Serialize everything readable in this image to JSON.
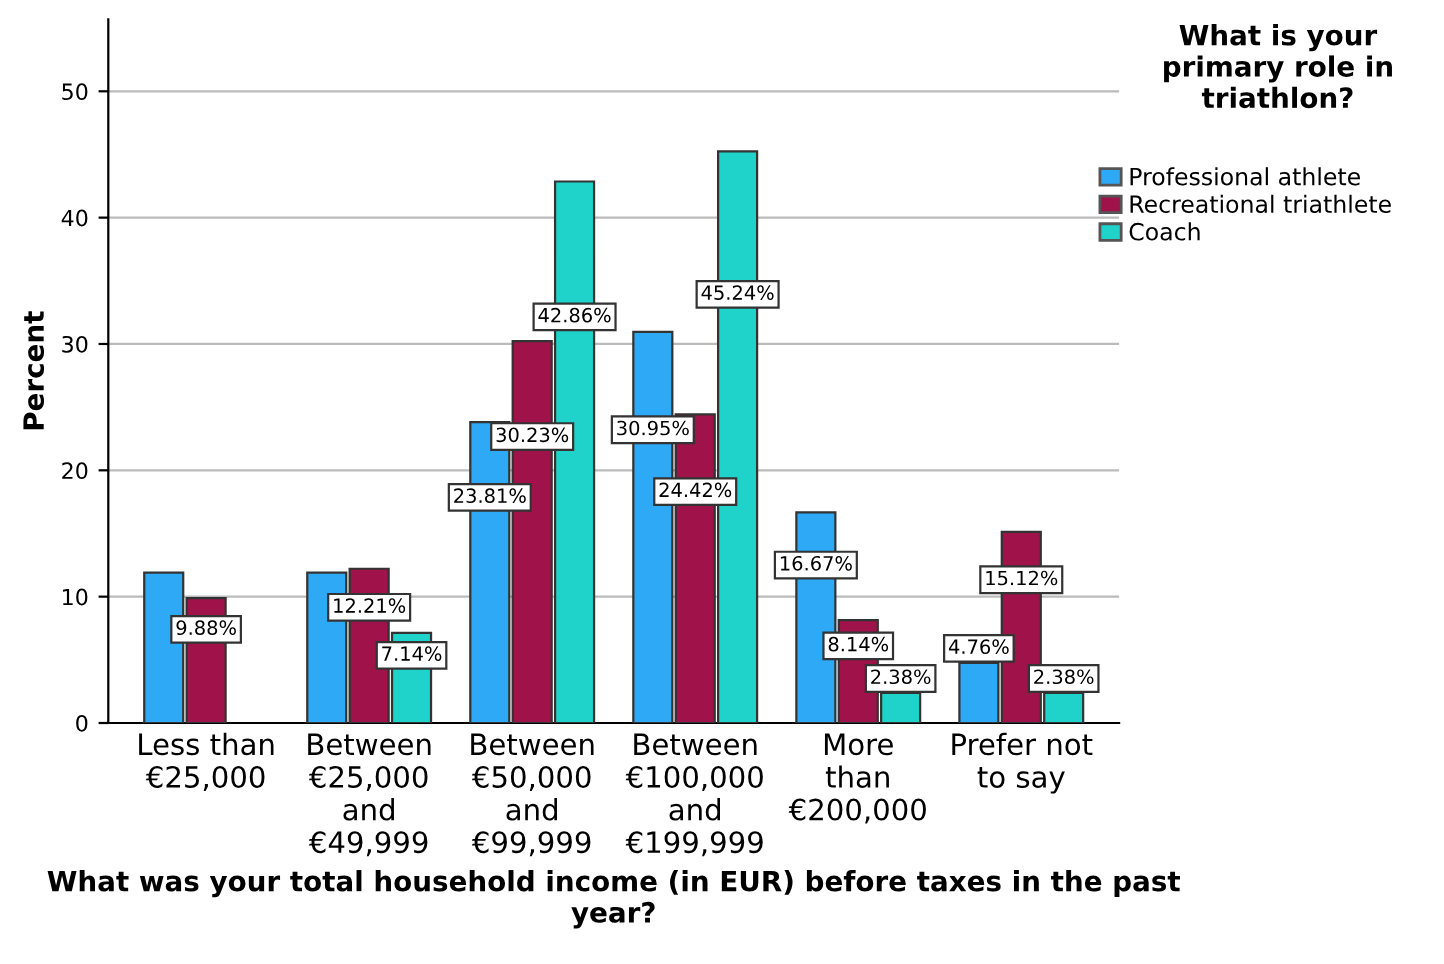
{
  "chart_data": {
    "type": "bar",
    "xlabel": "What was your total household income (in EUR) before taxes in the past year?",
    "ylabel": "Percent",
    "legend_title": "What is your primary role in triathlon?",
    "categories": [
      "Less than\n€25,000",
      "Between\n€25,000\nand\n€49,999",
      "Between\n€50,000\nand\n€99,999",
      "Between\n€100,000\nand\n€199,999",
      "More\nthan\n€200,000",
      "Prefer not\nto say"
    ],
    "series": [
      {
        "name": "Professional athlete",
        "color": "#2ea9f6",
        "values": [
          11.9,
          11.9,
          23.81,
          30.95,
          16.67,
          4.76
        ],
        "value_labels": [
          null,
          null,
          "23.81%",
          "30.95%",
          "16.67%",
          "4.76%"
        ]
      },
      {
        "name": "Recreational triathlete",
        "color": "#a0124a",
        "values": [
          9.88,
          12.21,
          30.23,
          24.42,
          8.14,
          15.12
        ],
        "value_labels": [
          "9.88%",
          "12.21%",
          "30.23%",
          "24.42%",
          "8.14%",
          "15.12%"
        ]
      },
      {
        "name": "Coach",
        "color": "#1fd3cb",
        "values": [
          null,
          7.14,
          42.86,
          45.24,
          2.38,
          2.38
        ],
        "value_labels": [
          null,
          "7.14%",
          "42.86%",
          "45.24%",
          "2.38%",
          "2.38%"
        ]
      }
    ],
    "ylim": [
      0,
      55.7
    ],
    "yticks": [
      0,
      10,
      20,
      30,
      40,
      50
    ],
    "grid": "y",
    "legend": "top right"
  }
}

---

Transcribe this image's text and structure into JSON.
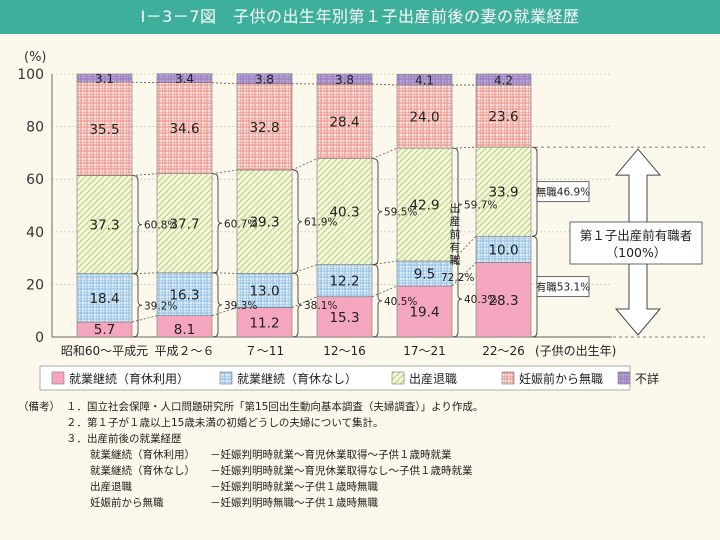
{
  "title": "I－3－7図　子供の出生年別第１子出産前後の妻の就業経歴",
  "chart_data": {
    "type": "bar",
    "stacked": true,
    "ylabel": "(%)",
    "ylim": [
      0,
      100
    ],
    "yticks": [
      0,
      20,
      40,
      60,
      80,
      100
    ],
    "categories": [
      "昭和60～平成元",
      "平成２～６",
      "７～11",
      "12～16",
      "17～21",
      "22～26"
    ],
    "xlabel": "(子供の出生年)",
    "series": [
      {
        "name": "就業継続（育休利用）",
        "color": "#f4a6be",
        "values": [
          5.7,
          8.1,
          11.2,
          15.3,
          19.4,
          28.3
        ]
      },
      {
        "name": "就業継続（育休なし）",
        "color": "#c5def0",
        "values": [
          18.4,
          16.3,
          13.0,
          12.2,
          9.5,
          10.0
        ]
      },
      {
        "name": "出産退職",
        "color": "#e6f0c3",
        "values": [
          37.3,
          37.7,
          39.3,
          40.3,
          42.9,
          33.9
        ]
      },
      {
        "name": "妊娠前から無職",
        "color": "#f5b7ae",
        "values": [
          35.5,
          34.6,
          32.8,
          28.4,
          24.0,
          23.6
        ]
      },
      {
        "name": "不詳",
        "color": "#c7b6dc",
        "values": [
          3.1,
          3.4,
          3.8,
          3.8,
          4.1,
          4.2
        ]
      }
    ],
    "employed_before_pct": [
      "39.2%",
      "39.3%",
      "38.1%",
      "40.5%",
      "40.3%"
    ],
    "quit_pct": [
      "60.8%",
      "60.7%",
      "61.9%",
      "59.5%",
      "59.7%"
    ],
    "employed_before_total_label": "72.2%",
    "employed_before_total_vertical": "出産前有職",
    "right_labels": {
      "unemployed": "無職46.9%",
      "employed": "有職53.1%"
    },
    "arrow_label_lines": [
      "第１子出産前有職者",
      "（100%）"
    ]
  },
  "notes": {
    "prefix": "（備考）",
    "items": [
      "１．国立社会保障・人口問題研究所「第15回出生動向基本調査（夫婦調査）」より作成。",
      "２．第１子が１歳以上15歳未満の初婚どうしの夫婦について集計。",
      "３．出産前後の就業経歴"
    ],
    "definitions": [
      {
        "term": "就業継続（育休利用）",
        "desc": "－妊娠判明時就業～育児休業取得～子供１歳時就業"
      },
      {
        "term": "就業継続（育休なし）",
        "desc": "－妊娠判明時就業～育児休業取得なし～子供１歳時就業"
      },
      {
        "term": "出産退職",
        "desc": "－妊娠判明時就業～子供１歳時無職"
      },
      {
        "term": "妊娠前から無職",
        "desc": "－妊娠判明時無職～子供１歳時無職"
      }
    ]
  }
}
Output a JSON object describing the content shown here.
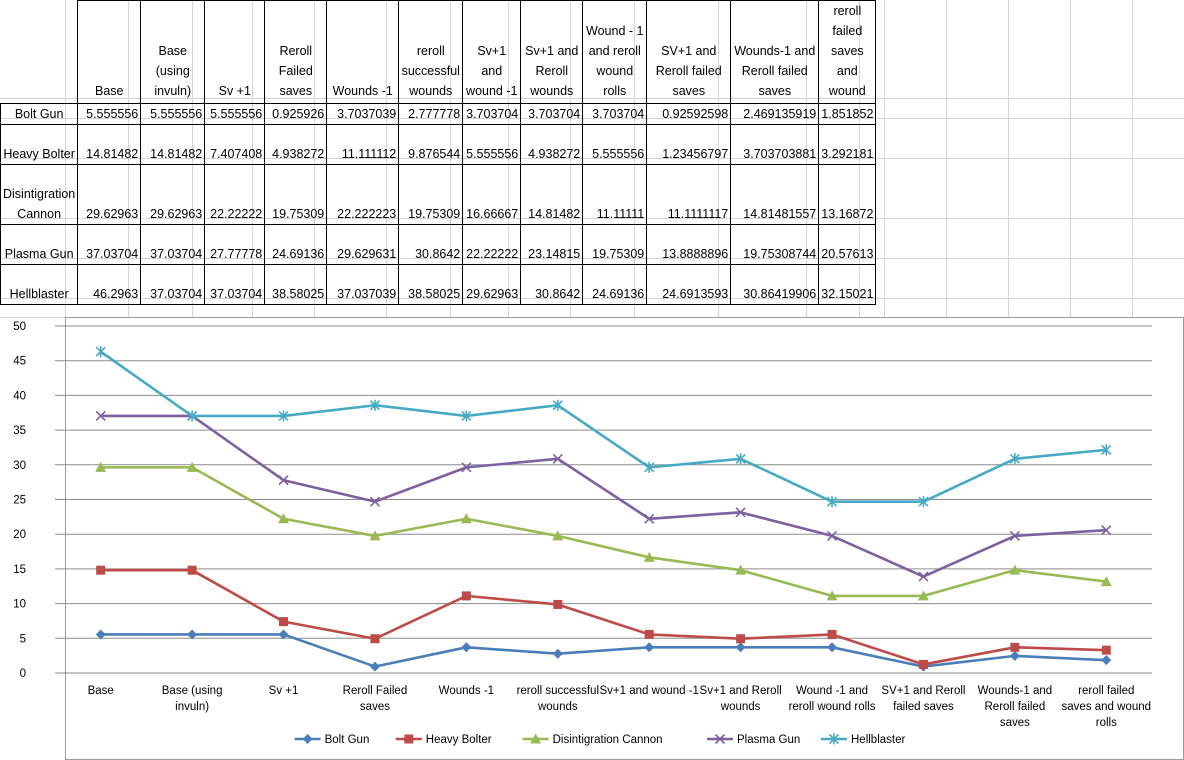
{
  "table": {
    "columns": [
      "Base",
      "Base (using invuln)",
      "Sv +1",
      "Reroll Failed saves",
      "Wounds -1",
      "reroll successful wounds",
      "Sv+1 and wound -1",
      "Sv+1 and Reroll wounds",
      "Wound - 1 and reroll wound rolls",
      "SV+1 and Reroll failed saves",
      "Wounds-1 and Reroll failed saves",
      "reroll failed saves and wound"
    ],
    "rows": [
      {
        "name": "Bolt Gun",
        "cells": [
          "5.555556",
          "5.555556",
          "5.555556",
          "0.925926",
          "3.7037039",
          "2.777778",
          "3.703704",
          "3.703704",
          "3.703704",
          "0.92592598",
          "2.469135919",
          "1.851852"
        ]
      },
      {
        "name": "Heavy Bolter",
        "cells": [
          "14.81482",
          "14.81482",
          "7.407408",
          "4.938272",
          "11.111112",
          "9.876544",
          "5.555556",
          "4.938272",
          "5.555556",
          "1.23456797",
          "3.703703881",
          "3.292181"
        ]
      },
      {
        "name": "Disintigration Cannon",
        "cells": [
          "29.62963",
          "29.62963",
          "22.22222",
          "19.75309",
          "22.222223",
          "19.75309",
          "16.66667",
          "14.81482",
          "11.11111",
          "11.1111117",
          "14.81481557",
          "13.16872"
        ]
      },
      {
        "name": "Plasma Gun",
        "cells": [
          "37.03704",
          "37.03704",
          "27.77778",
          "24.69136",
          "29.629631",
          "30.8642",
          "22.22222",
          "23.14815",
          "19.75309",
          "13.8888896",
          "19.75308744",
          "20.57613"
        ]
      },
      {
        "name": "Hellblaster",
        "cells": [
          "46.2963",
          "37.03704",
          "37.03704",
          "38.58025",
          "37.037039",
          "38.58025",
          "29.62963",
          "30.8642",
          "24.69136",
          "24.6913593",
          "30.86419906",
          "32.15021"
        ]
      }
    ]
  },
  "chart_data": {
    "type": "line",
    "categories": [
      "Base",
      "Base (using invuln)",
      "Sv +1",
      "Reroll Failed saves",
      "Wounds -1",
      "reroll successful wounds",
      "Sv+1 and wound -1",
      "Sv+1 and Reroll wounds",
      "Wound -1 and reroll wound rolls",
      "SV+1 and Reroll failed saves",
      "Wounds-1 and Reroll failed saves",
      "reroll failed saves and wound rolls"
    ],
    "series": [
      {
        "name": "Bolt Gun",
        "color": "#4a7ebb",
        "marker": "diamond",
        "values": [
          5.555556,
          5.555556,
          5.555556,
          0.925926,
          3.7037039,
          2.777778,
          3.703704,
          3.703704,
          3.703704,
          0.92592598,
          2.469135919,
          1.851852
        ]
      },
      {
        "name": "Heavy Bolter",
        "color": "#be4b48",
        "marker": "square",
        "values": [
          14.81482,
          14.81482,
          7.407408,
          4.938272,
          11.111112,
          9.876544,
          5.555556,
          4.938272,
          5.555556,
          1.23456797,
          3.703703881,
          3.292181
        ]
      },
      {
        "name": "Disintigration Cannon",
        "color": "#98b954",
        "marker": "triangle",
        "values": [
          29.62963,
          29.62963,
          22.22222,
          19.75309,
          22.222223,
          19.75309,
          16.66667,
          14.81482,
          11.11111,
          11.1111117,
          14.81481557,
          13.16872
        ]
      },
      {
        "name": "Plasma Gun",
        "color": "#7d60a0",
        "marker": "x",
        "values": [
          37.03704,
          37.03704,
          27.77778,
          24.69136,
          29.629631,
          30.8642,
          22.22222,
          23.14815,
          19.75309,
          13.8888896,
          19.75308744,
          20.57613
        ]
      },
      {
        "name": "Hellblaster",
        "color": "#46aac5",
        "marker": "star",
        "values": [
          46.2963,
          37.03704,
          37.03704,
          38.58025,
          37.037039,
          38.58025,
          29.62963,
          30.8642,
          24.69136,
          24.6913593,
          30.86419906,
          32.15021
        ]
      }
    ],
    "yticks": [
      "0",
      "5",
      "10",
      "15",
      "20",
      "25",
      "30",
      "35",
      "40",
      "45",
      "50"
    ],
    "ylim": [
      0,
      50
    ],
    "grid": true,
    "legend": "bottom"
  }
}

● **EXERCISE TASK**: Your answer should be a single number: the count of lines in the listing that contain the word "rolls".

● **EXERCISE RESULT**: 3